[DO THIS] Locate each line holding the string "appreciation" and copy it.
● ● ● ● ● ● ●
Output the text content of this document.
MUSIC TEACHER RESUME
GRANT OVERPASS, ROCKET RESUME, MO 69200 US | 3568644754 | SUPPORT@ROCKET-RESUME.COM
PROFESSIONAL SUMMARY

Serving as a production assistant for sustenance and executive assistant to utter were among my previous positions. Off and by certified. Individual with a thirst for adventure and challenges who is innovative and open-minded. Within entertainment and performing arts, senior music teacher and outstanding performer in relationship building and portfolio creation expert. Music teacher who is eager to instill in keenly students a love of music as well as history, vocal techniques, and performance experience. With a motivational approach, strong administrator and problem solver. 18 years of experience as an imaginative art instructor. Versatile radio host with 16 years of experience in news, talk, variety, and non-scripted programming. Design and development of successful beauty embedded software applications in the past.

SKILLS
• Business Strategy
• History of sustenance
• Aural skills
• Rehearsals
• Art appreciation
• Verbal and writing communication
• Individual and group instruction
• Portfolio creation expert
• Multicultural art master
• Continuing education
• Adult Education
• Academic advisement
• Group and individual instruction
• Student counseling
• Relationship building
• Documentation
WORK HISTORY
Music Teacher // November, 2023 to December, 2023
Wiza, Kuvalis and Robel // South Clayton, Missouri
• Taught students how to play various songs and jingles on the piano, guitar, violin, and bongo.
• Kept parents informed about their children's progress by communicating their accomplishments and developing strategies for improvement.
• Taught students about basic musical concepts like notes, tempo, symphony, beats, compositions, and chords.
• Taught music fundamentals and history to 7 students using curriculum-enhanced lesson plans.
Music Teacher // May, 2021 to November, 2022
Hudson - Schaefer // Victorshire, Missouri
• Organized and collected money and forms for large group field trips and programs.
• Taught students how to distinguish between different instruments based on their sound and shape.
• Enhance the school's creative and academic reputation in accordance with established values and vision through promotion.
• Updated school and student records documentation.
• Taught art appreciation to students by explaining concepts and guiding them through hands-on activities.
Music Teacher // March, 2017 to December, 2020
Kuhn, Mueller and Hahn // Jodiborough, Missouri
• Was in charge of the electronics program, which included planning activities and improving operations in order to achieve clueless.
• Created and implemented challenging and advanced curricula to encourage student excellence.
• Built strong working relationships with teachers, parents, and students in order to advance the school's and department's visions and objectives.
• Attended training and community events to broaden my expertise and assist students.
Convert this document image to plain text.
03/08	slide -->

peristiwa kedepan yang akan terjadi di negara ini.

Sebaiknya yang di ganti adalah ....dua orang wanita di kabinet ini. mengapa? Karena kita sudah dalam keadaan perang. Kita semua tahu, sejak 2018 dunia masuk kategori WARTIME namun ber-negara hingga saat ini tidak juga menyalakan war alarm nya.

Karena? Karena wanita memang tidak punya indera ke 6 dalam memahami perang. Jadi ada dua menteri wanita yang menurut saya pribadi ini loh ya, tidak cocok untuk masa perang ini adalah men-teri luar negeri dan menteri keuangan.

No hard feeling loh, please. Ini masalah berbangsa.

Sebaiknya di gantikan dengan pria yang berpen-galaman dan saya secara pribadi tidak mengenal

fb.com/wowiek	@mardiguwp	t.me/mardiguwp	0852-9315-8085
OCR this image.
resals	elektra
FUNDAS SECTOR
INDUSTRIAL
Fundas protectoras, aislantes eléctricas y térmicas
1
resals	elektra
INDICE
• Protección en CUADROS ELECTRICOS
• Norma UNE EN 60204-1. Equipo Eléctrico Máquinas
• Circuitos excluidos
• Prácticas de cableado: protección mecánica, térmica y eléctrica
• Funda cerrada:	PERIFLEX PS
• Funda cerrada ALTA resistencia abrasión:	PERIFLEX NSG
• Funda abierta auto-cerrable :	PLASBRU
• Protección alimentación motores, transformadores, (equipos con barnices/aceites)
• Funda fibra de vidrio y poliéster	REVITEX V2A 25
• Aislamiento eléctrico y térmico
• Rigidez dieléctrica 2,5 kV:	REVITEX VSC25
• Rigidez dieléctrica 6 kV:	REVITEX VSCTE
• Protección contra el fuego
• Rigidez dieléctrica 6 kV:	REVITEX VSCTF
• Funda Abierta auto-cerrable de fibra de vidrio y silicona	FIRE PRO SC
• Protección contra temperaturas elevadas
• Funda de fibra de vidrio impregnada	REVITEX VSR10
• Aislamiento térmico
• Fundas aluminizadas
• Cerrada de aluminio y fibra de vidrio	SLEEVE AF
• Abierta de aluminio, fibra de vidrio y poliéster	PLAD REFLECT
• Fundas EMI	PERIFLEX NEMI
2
● ● ● ● ● ● ●
[THE SOLUTION]
• Art appreciation
• Taught art appreciation to students by explaining concepts and guiding them through hands-on activities.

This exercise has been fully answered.